Recorded data
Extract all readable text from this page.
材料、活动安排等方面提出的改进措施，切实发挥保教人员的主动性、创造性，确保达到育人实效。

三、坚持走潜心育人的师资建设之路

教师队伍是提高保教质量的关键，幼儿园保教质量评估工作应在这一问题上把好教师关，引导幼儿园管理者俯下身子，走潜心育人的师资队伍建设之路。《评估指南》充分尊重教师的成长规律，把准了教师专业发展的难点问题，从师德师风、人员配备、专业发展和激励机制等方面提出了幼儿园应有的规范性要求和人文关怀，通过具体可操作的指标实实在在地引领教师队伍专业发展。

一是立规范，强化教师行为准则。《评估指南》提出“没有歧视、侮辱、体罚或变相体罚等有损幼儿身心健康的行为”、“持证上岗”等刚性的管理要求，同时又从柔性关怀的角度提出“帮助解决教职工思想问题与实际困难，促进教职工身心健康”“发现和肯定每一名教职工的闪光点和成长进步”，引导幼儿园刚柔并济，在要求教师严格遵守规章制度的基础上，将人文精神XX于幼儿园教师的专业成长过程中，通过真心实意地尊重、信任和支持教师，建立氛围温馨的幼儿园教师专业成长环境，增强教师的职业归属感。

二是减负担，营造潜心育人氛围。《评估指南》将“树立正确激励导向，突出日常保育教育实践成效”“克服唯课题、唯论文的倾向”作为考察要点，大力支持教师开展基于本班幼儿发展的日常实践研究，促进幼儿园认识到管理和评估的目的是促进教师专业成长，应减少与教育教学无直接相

### Exercise brief
The listing above should be transcribed in full, exactly as written.

### Answer
Extract all readable text from this page.
材料、活动安排等方面提出的改进措施，切实发挥保教人员的主动性、创造性，确保达到育人实效。

三、坚持走潜心育人的师资建设之路

教师队伍是提高保教质量的关键，幼儿园保教质量评估工作应在这一问题上把好教师关，引导幼儿园管理者俯下身子，走潜心育人的师资队伍建设之路。《评估指南》充分尊重教师的成长规律，把准了教师专业发展的难点问题，从师德师风、人员配备、专业发展和激励机制等方面提出了幼儿园应有的规范性要求和人文关怀，通过具体可操作的指标实实在在地引领教师队伍专业发展。

一是立规范，强化教师行为准则。《评估指南》提出“没有歧视、侮辱、体罚或变相体罚等有损幼儿身心健康的行为”、“持证上岗”等刚性的管理要求，同时又从柔性关怀的角度提出“帮助解决教职工思想问题与实际困难，促进教职工身心健康”“发现和肯定每一名教职工的闪光点和成长进步”，引导幼儿园刚柔并济，在要求教师严格遵守规章制度的基础上，将人文精神XX于幼儿园教师的专业成长过程中，通过真心实意地尊重、信任和支持教师，建立氛围温馨的幼儿园教师专业成长环境，增强教师的职业归属感。

二是减负担，营造潜心育人氛围。《评估指南》将“树立正确激励导向，突出日常保育教育实践成效”“克服唯课题、唯论文的倾向”作为考察要点，大力支持教师开展基于本班幼儿发展的日常实践研究，促进幼儿园认识到管理和评估的目的是促进教师专业成长，应减少与教育教学无直接相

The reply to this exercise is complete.